» SET PROBLEM:
Print all the records exactly, please.

Collected data
- - -
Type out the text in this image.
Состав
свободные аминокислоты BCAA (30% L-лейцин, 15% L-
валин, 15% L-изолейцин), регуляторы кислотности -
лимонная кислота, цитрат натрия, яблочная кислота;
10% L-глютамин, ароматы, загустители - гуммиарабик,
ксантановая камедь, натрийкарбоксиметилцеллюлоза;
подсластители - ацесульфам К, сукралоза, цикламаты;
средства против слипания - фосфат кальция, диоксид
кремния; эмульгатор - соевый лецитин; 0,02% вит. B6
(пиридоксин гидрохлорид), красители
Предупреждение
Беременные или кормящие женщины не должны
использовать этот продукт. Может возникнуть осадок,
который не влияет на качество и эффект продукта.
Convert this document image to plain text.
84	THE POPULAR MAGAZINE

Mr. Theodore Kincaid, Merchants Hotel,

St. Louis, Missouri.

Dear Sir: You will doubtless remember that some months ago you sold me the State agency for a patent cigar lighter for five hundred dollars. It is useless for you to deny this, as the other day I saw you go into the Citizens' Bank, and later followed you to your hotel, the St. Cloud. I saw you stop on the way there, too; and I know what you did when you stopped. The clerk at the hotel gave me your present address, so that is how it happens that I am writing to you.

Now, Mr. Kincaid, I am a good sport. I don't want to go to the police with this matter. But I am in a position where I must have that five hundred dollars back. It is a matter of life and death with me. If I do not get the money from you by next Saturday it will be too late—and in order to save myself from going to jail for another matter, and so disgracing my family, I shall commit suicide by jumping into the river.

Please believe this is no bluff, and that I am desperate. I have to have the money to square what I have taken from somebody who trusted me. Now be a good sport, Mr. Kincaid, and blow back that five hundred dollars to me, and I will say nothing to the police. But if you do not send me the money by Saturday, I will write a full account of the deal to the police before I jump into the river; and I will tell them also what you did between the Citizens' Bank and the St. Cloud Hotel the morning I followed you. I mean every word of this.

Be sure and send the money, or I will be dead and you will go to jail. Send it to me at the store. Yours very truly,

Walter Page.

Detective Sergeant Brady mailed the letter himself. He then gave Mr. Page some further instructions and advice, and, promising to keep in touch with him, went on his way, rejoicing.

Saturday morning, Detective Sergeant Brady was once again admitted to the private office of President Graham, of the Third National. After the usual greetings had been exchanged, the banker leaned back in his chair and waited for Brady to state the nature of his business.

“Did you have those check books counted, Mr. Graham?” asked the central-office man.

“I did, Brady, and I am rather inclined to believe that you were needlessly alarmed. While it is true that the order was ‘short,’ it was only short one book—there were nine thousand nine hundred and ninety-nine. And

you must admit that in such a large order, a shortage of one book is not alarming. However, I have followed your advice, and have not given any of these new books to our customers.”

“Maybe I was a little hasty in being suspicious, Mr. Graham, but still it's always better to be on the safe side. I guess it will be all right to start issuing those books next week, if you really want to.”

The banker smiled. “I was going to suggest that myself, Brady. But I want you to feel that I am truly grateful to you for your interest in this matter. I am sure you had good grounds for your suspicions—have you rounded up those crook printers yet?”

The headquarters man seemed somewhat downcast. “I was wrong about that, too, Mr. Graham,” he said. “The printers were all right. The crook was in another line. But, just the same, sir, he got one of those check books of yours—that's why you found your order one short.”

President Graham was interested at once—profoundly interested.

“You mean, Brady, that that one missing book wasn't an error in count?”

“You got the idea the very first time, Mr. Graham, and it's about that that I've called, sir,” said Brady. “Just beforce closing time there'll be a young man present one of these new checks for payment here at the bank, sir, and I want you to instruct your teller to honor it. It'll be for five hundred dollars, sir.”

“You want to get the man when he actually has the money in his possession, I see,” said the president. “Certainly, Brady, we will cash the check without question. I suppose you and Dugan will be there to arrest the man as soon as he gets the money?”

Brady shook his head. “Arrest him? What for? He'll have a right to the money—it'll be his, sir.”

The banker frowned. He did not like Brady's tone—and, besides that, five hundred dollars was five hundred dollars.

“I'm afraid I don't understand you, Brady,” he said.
- - -
» FINAL RESULT:
Type out the text in this image.
Состав
свободные аминокислоты BCAA (30% L-лейцин, 15% L-
валин, 15% L-изолейцин), регуляторы кислотности -
лимонная кислота, цитрат натрия, яблочная кислота;
10% L-глютамин, ароматы, загустители - гуммиарабик,
ксантановая камедь, натрийкарбоксиметилцеллюлоза;
подсластители - ацесульфам К, сукралоза, цикламаты;
средства против слипания - фосфат кальция, диоксид
кремния; эмульгатор - соевый лецитин; 0,02% вит. B6
(пиридоксин гидрохлорид), красители
Предупреждение
Беременные или кормящие женщины не должны
использовать этот продукт. Может возникнуть осадок,
который не влияет на качество и эффект продукта.
Convert this document image to plain text.
84	THE POPULAR MAGAZINE

Mr. Theodore Kincaid, Merchants Hotel,

St. Louis, Missouri.

Dear Sir: You will doubtless remember that some months ago you sold me the State agency for a patent cigar lighter for five hundred dollars. It is useless for you to deny this, as the other day I saw you go into the Citizens' Bank, and later followed you to your hotel, the St. Cloud. I saw you stop on the way there, too; and I know what you did when you stopped. The clerk at the hotel gave me your present address, so that is how it happens that I am writing to you.

Now, Mr. Kincaid, I am a good sport. I don't want to go to the police with this matter. But I am in a position where I must have that five hundred dollars back. It is a matter of life and death with me. If I do not get the money from you by next Saturday it will be too late—and in order to save myself from going to jail for another matter, and so disgracing my family, I shall commit suicide by jumping into the river.

Please believe this is no bluff, and that I am desperate. I have to have the money to square what I have taken from somebody who trusted me. Now be a good sport, Mr. Kincaid, and blow back that five hundred dollars to me, and I will say nothing to the police. But if you do not send me the money by Saturday, I will write a full account of the deal to the police before I jump into the river; and I will tell them also what you did between the Citizens' Bank and the St. Cloud Hotel the morning I followed you. I mean every word of this.

Be sure and send the money, or I will be dead and you will go to jail. Send it to me at the store. Yours very truly,

Walter Page.

Detective Sergeant Brady mailed the letter himself. He then gave Mr. Page some further instructions and advice, and, promising to keep in touch with him, went on his way, rejoicing.

Saturday morning, Detective Sergeant Brady was once again admitted to the private office of President Graham, of the Third National. After the usual greetings had been exchanged, the banker leaned back in his chair and waited for Brady to state the nature of his business.

“Did you have those check books counted, Mr. Graham?” asked the central-office man.

“I did, Brady, and I am rather inclined to believe that you were needlessly alarmed. While it is true that the order was ‘short,’ it was only short one book—there were nine thousand nine hundred and ninety-nine. And

you must admit that in such a large order, a shortage of one book is not alarming. However, I have followed your advice, and have not given any of these new books to our customers.”

“Maybe I was a little hasty in being suspicious, Mr. Graham, but still it's always better to be on the safe side. I guess it will be all right to start issuing those books next week, if you really want to.”

The banker smiled. “I was going to suggest that myself, Brady. But I want you to feel that I am truly grateful to you for your interest in this matter. I am sure you had good grounds for your suspicions—have you rounded up those crook printers yet?”

The headquarters man seemed somewhat downcast. “I was wrong about that, too, Mr. Graham,” he said. “The printers were all right. The crook was in another line. But, just the same, sir, he got one of those check books of yours—that's why you found your order one short.”

President Graham was interested at once—profoundly interested.

“You mean, Brady, that that one missing book wasn't an error in count?”

“You got the idea the very first time, Mr. Graham, and it's about that that I've called, sir,” said Brady. “Just beforce closing time there'll be a young man present one of these new checks for payment here at the bank, sir, and I want you to instruct your teller to honor it. It'll be for five hundred dollars, sir.”

“You want to get the man when he actually has the money in his possession, I see,” said the president. “Certainly, Brady, we will cash the check without question. I suppose you and Dugan will be there to arrest the man as soon as he gets the money?”

Brady shook his head. “Arrest him? What for? He'll have a right to the money—it'll be his, sir.”

The banker frowned. He did not like Brady's tone—and, besides that, five hundred dollars was five hundred dollars.

“I'm afraid I don't understand you, Brady,” he said.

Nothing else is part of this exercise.